Excerpts from a figure dataset:
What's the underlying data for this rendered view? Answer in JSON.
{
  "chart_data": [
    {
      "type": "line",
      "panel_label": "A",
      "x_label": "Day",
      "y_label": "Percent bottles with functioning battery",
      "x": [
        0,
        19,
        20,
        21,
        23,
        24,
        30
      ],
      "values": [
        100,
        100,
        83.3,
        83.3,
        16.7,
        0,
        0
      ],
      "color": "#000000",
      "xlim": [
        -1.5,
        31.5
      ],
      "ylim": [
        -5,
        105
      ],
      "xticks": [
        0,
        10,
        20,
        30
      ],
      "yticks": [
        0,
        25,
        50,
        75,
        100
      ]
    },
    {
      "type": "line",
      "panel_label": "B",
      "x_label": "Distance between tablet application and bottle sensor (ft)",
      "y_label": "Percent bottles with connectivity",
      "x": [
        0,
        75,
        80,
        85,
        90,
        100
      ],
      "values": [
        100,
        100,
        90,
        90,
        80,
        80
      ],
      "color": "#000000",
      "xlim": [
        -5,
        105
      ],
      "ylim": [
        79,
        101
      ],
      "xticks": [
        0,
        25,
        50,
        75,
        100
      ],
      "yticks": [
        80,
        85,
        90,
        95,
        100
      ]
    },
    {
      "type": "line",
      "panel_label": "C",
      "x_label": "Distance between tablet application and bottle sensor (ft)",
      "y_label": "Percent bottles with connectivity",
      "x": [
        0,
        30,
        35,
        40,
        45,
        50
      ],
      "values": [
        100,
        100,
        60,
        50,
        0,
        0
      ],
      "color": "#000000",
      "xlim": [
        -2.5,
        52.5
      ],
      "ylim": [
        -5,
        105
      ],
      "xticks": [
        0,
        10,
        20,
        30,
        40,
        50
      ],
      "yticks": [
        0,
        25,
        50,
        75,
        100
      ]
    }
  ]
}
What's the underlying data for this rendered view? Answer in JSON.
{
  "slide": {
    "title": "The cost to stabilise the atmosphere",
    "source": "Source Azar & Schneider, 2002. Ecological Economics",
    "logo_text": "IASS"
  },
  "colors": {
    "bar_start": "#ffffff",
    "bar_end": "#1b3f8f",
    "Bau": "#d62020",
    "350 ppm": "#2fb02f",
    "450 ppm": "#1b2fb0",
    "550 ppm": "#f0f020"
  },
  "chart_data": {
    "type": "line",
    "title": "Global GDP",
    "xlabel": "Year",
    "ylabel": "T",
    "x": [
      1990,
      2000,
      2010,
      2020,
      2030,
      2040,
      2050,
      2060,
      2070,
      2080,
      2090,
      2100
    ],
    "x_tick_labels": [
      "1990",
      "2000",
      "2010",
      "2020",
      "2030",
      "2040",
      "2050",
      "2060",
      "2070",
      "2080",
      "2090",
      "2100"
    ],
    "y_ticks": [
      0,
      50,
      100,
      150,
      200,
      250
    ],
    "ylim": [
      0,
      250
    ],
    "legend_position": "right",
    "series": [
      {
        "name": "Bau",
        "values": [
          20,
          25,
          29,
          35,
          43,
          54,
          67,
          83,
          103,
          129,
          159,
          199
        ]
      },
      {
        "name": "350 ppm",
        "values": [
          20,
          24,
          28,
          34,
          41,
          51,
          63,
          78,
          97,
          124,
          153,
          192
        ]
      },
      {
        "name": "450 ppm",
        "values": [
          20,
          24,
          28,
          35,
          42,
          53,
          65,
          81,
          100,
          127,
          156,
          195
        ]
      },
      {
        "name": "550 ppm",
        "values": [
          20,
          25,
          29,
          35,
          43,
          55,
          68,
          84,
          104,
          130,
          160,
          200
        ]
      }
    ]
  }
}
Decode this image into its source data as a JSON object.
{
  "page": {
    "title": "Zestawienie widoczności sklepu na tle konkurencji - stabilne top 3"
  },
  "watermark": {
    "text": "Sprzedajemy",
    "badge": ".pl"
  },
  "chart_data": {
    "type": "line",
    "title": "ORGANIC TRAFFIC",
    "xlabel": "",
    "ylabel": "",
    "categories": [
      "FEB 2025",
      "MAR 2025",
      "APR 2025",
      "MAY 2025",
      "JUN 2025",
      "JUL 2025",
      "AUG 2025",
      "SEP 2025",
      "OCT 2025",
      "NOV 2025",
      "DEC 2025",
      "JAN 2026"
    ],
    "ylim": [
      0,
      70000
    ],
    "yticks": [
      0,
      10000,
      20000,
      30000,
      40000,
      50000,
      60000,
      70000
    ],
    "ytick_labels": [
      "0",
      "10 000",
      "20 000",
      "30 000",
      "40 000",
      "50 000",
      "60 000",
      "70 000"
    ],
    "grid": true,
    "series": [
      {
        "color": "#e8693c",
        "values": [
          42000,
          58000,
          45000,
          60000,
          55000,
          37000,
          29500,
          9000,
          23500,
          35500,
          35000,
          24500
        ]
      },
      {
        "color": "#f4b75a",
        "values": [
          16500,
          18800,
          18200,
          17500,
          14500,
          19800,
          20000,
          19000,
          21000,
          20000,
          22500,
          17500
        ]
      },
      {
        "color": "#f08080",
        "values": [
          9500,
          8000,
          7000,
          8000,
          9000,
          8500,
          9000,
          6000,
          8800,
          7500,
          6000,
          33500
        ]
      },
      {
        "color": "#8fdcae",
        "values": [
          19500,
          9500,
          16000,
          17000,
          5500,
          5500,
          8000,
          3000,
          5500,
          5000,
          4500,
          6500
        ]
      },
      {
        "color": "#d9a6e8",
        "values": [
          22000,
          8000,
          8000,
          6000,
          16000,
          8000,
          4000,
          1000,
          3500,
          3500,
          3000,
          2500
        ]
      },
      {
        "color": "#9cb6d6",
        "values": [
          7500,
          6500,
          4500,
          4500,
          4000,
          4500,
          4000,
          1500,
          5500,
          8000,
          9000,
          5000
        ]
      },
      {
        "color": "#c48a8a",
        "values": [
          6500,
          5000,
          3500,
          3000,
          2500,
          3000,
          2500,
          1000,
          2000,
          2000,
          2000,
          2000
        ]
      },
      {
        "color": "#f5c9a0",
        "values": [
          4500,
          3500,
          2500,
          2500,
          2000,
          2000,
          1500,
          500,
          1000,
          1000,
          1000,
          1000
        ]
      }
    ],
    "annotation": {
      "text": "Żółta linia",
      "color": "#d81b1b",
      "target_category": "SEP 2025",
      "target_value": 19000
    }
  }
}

Set problem
Above are some records; extract every one of them exactly.

Written solution
What's the underlying data for this rendered view? Answer in JSON.
{
  "chart_data": [
    {
      "type": "line",
      "panel_label": "A",
      "x_label": "Day",
      "y_label": "Percent bottles with functioning battery",
      "x": [
        0,
        19,
        20,
        21,
        23,
        24,
        30
      ],
      "values": [
        100,
        100,
        83.3,
        83.3,
        16.7,
        0,
        0
      ],
      "color": "#000000",
      "xlim": [
        -1.5,
        31.5
      ],
      "ylim": [
        -5,
        105
      ],
      "xticks": [
        0,
        10,
        20,
        30
      ],
      "yticks": [
        0,
        25,
        50,
        75,
        100
      ]
    },
    {
      "type": "line",
      "panel_label": "B",
      "x_label": "Distance between tablet application and bottle sensor (ft)",
      "y_label": "Percent bottles with connectivity",
      "x": [
        0,
        75,
        80,
        85,
        90,
        100
      ],
      "values": [
        100,
        100,
        90,
        90,
        80,
        80
      ],
      "color": "#000000",
      "xlim": [
        -5,
        105
      ],
      "ylim": [
        79,
        101
      ],
      "xticks": [
        0,
        25,
        50,
        75,
        100
      ],
      "yticks": [
        80,
        85,
        90,
        95,
        100
      ]
    },
    {
      "type": "line",
      "panel_label": "C",
      "x_label": "Distance between tablet application and bottle sensor (ft)",
      "y_label": "Percent bottles with connectivity",
      "x": [
        0,
        30,
        35,
        40,
        45,
        50
      ],
      "values": [
        100,
        100,
        60,
        50,
        0,
        0
      ],
      "color": "#000000",
      "xlim": [
        -2.5,
        52.5
      ],
      "ylim": [
        -5,
        105
      ],
      "xticks": [
        0,
        10,
        20,
        30,
        40,
        50
      ],
      "yticks": [
        0,
        25,
        50,
        75,
        100
      ]
    }
  ]
}
What's the underlying data for this rendered view? Answer in JSON.
{
  "slide": {
    "title": "The cost to stabilise the atmosphere",
    "source": "Source Azar & Schneider, 2002. Ecological Economics",
    "logo_text": "IASS"
  },
  "colors": {
    "bar_start": "#ffffff",
    "bar_end": "#1b3f8f",
    "Bau": "#d62020",
    "350 ppm": "#2fb02f",
    "450 ppm": "#1b2fb0",
    "550 ppm": "#f0f020"
  },
  "chart_data": {
    "type": "line",
    "title": "Global GDP",
    "xlabel": "Year",
    "ylabel": "T",
    "x": [
      1990,
      2000,
      2010,
      2020,
      2030,
      2040,
      2050,
      2060,
      2070,
      2080,
      2090,
      2100
    ],
    "x_tick_labels": [
      "1990",
      "2000",
      "2010",
      "2020",
      "2030",
      "2040",
      "2050",
      "2060",
      "2070",
      "2080",
      "2090",
      "2100"
    ],
    "y_ticks": [
      0,
      50,
      100,
      150,
      200,
      250
    ],
    "ylim": [
      0,
      250
    ],
    "legend_position": "right",
    "series": [
      {
        "name": "Bau",
        "values": [
          20,
          25,
          29,
          35,
          43,
          54,
          67,
          83,
          103,
          129,
          159,
          199
        ]
      },
      {
        "name": "350 ppm",
        "values": [
          20,
          24,
          28,
          34,
          41,
          51,
          63,
          78,
          97,
          124,
          153,
          192
        ]
      },
      {
        "name": "450 ppm",
        "values": [
          20,
          24,
          28,
          35,
          42,
          53,
          65,
          81,
          100,
          127,
          156,
          195
        ]
      },
      {
        "name": "550 ppm",
        "values": [
          20,
          25,
          29,
          35,
          43,
          55,
          68,
          84,
          104,
          130,
          160,
          200
        ]
      }
    ]
  }
}
Decode this image into its source data as a JSON object.
{
  "page": {
    "title": "Zestawienie widoczności sklepu na tle konkurencji - stabilne top 3"
  },
  "watermark": {
    "text": "Sprzedajemy",
    "badge": ".pl"
  },
  "chart_data": {
    "type": "line",
    "title": "ORGANIC TRAFFIC",
    "xlabel": "",
    "ylabel": "",
    "categories": [
      "FEB 2025",
      "MAR 2025",
      "APR 2025",
      "MAY 2025",
      "JUN 2025",
      "JUL 2025",
      "AUG 2025",
      "SEP 2025",
      "OCT 2025",
      "NOV 2025",
      "DEC 2025",
      "JAN 2026"
    ],
    "ylim": [
      0,
      70000
    ],
    "yticks": [
      0,
      10000,
      20000,
      30000,
      40000,
      50000,
      60000,
      70000
    ],
    "ytick_labels": [
      "0",
      "10 000",
      "20 000",
      "30 000",
      "40 000",
      "50 000",
      "60 000",
      "70 000"
    ],
    "grid": true,
    "series": [
      {
        "color": "#e8693c",
        "values": [
          42000,
          58000,
          45000,
          60000,
          55000,
          37000,
          29500,
          9000,
          23500,
          35500,
          35000,
          24500
        ]
      },
      {
        "color": "#f4b75a",
        "values": [
          16500,
          18800,
          18200,
          17500,
          14500,
          19800,
          20000,
          19000,
          21000,
          20000,
          22500,
          17500
        ]
      },
      {
        "color": "#f08080",
        "values": [
          9500,
          8000,
          7000,
          8000,
          9000,
          8500,
          9000,
          6000,
          8800,
          7500,
          6000,
          33500
        ]
      },
      {
        "color": "#8fdcae",
        "values": [
          19500,
          9500,
          16000,
          17000,
          5500,
          5500,
          8000,
          3000,
          5500,
          5000,
          4500,
          6500
        ]
      },
      {
        "color": "#d9a6e8",
        "values": [
          22000,
          8000,
          8000,
          6000,
          16000,
          8000,
          4000,
          1000,
          3500,
          3500,
          3000,
          2500
        ]
      },
      {
        "color": "#9cb6d6",
        "values": [
          7500,
          6500,
          4500,
          4500,
          4000,
          4500,
          4000,
          1500,
          5500,
          8000,
          9000,
          5000
        ]
      },
      {
        "color": "#c48a8a",
        "values": [
          6500,
          5000,
          3500,
          3000,
          2500,
          3000,
          2500,
          1000,
          2000,
          2000,
          2000,
          2000
        ]
      },
      {
        "color": "#f5c9a0",
        "values": [
          4500,
          3500,
          2500,
          2500,
          2000,
          2000,
          1500,
          500,
          1000,
          1000,
          1000,
          1000
        ]
      }
    ],
    "annotation": {
      "text": "Żółta linia",
      "color": "#d81b1b",
      "target_category": "SEP 2025",
      "target_value": 19000
    }
  }
}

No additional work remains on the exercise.